* [Data excerpts]
::::::::

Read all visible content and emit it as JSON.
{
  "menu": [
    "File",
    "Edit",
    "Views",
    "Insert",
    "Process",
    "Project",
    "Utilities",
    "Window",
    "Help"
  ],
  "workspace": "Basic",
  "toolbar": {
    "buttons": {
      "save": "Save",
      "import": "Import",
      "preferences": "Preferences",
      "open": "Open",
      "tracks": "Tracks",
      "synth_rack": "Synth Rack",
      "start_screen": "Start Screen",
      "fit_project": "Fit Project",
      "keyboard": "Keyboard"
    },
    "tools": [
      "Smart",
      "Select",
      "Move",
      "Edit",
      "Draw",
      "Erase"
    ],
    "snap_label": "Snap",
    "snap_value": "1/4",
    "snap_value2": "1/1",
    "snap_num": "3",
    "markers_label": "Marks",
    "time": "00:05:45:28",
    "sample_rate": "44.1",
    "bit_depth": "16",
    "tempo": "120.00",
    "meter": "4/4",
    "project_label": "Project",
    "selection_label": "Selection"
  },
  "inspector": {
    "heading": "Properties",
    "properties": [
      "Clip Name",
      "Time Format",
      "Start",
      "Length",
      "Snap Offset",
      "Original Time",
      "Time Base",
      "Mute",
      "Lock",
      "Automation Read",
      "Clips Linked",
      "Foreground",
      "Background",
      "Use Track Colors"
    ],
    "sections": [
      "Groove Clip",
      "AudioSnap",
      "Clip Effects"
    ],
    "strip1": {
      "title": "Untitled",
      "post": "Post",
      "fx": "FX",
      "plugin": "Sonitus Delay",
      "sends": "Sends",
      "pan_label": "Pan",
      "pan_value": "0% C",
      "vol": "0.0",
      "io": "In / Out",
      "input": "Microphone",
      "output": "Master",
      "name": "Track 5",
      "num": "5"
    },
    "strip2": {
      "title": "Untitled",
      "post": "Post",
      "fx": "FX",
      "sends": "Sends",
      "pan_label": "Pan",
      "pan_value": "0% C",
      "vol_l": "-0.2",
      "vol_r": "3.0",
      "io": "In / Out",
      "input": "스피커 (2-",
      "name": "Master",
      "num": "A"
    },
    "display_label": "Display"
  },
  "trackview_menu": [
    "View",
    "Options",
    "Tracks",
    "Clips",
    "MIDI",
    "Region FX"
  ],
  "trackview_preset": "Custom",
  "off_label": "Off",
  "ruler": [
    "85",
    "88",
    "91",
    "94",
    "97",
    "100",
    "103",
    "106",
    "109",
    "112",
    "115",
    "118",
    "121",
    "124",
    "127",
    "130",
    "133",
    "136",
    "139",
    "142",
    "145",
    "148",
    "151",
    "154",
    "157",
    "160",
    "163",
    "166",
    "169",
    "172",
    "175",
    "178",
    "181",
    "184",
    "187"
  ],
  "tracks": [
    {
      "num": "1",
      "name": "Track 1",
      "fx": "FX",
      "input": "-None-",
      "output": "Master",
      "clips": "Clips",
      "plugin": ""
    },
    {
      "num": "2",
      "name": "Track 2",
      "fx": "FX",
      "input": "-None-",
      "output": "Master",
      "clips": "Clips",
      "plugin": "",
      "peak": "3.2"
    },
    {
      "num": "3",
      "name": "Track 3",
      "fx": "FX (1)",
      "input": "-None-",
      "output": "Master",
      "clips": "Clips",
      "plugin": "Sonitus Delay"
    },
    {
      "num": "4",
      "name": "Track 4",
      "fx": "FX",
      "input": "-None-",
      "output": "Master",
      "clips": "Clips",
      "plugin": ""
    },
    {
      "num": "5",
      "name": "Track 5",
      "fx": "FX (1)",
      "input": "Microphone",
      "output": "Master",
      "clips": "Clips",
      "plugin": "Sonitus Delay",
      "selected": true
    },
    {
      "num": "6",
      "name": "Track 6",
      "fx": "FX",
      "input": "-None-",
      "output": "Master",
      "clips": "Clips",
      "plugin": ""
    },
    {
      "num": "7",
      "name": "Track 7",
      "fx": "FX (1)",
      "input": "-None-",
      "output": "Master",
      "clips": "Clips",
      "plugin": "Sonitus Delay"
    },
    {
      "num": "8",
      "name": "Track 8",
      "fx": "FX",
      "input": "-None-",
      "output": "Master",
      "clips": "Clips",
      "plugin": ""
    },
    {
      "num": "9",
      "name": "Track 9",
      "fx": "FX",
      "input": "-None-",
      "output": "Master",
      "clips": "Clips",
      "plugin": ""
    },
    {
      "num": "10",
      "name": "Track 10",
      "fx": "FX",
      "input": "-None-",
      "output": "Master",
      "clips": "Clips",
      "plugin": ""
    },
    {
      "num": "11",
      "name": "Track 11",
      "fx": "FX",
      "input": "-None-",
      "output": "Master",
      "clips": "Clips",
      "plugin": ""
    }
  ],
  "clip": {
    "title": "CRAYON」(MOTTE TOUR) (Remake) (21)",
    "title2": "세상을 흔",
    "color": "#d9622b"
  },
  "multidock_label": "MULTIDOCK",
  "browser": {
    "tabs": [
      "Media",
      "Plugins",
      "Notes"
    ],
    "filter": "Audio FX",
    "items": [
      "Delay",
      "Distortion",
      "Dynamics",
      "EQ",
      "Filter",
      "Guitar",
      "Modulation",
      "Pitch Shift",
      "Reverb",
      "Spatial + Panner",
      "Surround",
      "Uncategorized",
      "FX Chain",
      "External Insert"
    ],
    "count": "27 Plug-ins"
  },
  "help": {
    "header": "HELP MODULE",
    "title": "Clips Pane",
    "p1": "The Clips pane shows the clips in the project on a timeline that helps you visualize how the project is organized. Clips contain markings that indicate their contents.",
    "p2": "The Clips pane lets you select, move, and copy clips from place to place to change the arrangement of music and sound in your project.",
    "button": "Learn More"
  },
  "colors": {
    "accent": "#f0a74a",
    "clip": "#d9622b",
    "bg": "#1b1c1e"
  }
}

::::::::

* [Task] All of the data above should be transcribed exactly.

* [Finished task]
Read all visible content and emit it as JSON.
{
  "menu": [
    "File",
    "Edit",
    "Views",
    "Insert",
    "Process",
    "Project",
    "Utilities",
    "Window",
    "Help"
  ],
  "workspace": "Basic",
  "toolbar": {
    "buttons": {
      "save": "Save",
      "import": "Import",
      "preferences": "Preferences",
      "open": "Open",
      "tracks": "Tracks",
      "synth_rack": "Synth Rack",
      "start_screen": "Start Screen",
      "fit_project": "Fit Project",
      "keyboard": "Keyboard"
    },
    "tools": [
      "Smart",
      "Select",
      "Move",
      "Edit",
      "Draw",
      "Erase"
    ],
    "snap_label": "Snap",
    "snap_value": "1/4",
    "snap_value2": "1/1",
    "snap_num": "3",
    "markers_label": "Marks",
    "time": "00:05:45:28",
    "sample_rate": "44.1",
    "bit_depth": "16",
    "tempo": "120.00",
    "meter": "4/4",
    "project_label": "Project",
    "selection_label": "Selection"
  },
  "inspector": {
    "heading": "Properties",
    "properties": [
      "Clip Name",
      "Time Format",
      "Start",
      "Length",
      "Snap Offset",
      "Original Time",
      "Time Base",
      "Mute",
      "Lock",
      "Automation Read",
      "Clips Linked",
      "Foreground",
      "Background",
      "Use Track Colors"
    ],
    "sections": [
      "Groove Clip",
      "AudioSnap",
      "Clip Effects"
    ],
    "strip1": {
      "title": "Untitled",
      "post": "Post",
      "fx": "FX",
      "plugin": "Sonitus Delay",
      "sends": "Sends",
      "pan_label": "Pan",
      "pan_value": "0% C",
      "vol": "0.0",
      "io": "In / Out",
      "input": "Microphone",
      "output": "Master",
      "name": "Track 5",
      "num": "5"
    },
    "strip2": {
      "title": "Untitled",
      "post": "Post",
      "fx": "FX",
      "sends": "Sends",
      "pan_label": "Pan",
      "pan_value": "0% C",
      "vol_l": "-0.2",
      "vol_r": "3.0",
      "io": "In / Out",
      "input": "스피커 (2-",
      "name": "Master",
      "num": "A"
    },
    "display_label": "Display"
  },
  "trackview_menu": [
    "View",
    "Options",
    "Tracks",
    "Clips",
    "MIDI",
    "Region FX"
  ],
  "trackview_preset": "Custom",
  "off_label": "Off",
  "ruler": [
    "85",
    "88",
    "91",
    "94",
    "97",
    "100",
    "103",
    "106",
    "109",
    "112",
    "115",
    "118",
    "121",
    "124",
    "127",
    "130",
    "133",
    "136",
    "139",
    "142",
    "145",
    "148",
    "151",
    "154",
    "157",
    "160",
    "163",
    "166",
    "169",
    "172",
    "175",
    "178",
    "181",
    "184",
    "187"
  ],
  "tracks": [
    {
      "num": "1",
      "name": "Track 1",
      "fx": "FX",
      "input": "-None-",
      "output": "Master",
      "clips": "Clips",
      "plugin": ""
    },
    {
      "num": "2",
      "name": "Track 2",
      "fx": "FX",
      "input": "-None-",
      "output": "Master",
      "clips": "Clips",
      "plugin": "",
      "peak": "3.2"
    },
    {
      "num": "3",
      "name": "Track 3",
      "fx": "FX (1)",
      "input": "-None-",
      "output": "Master",
      "clips": "Clips",
      "plugin": "Sonitus Delay"
    },
    {
      "num": "4",
      "name": "Track 4",
      "fx": "FX",
      "input": "-None-",
      "output": "Master",
      "clips": "Clips",
      "plugin": ""
    },
    {
      "num": "5",
      "name": "Track 5",
      "fx": "FX (1)",
      "input": "Microphone",
      "output": "Master",
      "clips": "Clips",
      "plugin": "Sonitus Delay",
      "selected": true
    },
    {
      "num": "6",
      "name": "Track 6",
      "fx": "FX",
      "input": "-None-",
      "output": "Master",
      "clips": "Clips",
      "plugin": ""
    },
    {
      "num": "7",
      "name": "Track 7",
      "fx": "FX (1)",
      "input": "-None-",
      "output": "Master",
      "clips": "Clips",
      "plugin": "Sonitus Delay"
    },
    {
      "num": "8",
      "name": "Track 8",
      "fx": "FX",
      "input": "-None-",
      "output": "Master",
      "clips": "Clips",
      "plugin": ""
    },
    {
      "num": "9",
      "name": "Track 9",
      "fx": "FX",
      "input": "-None-",
      "output": "Master",
      "clips": "Clips",
      "plugin": ""
    },
    {
      "num": "10",
      "name": "Track 10",
      "fx": "FX",
      "input": "-None-",
      "output": "Master",
      "clips": "Clips",
      "plugin": ""
    },
    {
      "num": "11",
      "name": "Track 11",
      "fx": "FX",
      "input": "-None-",
      "output": "Master",
      "clips": "Clips",
      "plugin": ""
    }
  ],
  "clip": {
    "title": "CRAYON」(MOTTE TOUR) (Remake) (21)",
    "title2": "세상을 흔",
    "color": "#d9622b"
  },
  "multidock_label": "MULTIDOCK",
  "browser": {
    "tabs": [
      "Media",
      "Plugins",
      "Notes"
    ],
    "filter": "Audio FX",
    "items": [
      "Delay",
      "Distortion",
      "Dynamics",
      "EQ",
      "Filter",
      "Guitar",
      "Modulation",
      "Pitch Shift",
      "Reverb",
      "Spatial + Panner",
      "Surround",
      "Uncategorized",
      "FX Chain",
      "External Insert"
    ],
    "count": "27 Plug-ins"
  },
  "help": {
    "header": "HELP MODULE",
    "title": "Clips Pane",
    "p1": "The Clips pane shows the clips in the project on a timeline that helps you visualize how the project is organized. Clips contain markings that indicate their contents.",
    "p2": "The Clips pane lets you select, move, and copy clips from place to place to change the arrangement of music and sound in your project.",
    "button": "Learn More"
  },
  "colors": {
    "accent": "#f0a74a",
    "clip": "#d9622b",
    "bg": "#1b1c1e"
  }
}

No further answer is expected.